Work required:
For each line below that includes the word "text", make a copy.

Working data:
_ _ _ _

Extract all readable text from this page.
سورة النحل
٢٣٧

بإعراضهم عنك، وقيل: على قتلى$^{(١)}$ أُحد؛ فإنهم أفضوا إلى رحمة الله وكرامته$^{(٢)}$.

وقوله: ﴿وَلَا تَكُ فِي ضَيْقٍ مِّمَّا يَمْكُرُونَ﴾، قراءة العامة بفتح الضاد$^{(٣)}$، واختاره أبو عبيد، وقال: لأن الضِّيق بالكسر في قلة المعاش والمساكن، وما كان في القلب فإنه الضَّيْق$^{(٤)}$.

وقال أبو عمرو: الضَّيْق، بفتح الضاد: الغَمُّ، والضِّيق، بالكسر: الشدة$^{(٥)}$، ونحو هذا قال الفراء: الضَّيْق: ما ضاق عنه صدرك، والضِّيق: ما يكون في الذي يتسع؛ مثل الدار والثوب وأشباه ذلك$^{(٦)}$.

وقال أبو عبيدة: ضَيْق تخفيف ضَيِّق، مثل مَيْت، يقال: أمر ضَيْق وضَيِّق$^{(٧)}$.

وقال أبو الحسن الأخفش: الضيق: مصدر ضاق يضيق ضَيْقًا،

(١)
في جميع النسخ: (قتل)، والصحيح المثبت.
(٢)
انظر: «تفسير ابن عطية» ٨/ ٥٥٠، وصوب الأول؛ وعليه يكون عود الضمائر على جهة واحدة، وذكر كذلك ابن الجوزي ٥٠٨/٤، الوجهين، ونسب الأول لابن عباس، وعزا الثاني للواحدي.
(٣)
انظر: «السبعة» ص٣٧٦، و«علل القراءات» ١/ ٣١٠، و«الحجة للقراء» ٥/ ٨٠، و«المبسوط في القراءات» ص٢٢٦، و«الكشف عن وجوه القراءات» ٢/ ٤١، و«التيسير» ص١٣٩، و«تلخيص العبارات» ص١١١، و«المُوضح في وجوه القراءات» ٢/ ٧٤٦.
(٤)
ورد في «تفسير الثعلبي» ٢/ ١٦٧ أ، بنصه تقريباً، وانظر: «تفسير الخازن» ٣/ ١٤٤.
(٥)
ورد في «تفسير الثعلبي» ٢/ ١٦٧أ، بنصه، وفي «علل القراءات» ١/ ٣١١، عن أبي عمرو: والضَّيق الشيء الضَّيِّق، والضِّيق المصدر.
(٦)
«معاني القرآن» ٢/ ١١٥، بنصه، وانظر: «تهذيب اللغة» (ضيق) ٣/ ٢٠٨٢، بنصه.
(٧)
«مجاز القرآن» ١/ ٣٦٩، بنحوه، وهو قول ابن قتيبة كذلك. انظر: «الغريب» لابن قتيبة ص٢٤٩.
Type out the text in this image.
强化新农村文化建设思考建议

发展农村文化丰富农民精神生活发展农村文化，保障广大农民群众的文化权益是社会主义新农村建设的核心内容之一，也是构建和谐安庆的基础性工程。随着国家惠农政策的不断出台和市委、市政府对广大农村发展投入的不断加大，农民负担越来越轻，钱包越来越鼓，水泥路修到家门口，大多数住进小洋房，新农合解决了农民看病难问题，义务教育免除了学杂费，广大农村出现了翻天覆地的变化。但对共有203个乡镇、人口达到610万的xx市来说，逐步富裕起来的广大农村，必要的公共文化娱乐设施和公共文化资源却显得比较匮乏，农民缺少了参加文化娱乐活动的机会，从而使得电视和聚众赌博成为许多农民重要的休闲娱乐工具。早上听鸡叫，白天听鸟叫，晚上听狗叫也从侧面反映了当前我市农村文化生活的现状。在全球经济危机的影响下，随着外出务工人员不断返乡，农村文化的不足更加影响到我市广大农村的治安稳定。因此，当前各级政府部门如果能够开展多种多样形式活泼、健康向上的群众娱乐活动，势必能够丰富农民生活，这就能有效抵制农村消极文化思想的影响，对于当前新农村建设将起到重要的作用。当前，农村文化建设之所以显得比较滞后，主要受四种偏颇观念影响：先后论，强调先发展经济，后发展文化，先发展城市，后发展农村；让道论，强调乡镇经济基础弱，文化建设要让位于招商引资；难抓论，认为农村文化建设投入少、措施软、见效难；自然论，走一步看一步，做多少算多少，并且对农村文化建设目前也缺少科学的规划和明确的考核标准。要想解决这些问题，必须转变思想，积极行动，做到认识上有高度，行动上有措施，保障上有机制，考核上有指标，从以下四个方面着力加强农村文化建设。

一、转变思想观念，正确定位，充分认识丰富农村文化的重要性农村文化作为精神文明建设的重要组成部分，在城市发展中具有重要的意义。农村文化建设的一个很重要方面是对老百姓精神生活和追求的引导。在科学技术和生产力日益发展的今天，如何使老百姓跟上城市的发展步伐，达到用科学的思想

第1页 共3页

_ _ _ _

Task output:
Extract all readable text from this page.
Type out the text in this image.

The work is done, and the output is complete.